- _SOURCE INFORMATION_:

::::

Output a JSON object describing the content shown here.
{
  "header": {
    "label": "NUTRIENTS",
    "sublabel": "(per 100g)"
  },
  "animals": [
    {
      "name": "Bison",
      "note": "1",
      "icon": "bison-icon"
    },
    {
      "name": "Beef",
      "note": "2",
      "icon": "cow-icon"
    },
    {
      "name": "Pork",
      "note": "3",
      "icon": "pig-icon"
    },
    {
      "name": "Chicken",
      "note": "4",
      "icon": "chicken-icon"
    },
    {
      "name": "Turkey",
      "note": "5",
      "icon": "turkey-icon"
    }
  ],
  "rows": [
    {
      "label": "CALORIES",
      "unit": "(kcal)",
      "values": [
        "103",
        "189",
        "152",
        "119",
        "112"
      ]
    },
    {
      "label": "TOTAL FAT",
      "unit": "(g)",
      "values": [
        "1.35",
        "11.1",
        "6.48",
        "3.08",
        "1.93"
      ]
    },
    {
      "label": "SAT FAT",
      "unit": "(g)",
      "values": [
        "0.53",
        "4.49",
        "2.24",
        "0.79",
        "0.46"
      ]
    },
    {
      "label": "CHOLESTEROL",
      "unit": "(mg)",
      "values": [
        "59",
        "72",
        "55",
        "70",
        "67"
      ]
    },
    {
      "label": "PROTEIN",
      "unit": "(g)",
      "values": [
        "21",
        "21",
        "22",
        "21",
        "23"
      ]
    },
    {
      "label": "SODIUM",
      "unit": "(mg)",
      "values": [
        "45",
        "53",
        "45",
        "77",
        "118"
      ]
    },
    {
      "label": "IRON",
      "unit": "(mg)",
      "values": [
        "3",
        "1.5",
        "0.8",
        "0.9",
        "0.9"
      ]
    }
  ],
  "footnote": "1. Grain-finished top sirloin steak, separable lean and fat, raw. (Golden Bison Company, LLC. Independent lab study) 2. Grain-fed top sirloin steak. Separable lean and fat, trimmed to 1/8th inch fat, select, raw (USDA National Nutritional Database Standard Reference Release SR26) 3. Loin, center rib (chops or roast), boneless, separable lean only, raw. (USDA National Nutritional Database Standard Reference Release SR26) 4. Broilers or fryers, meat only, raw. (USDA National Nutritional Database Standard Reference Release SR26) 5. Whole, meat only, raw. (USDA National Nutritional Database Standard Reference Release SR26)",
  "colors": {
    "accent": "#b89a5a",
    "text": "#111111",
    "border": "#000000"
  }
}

::::

- _TASK STATEMENT_: Return all lines above that mention the word "icon".

- _ANSWER SECTION_:
      "icon": "bison-icon"
      "icon": "cow-icon"
      "icon": "pig-icon"
      "icon": "chicken-icon"
      "icon": "turkey-icon"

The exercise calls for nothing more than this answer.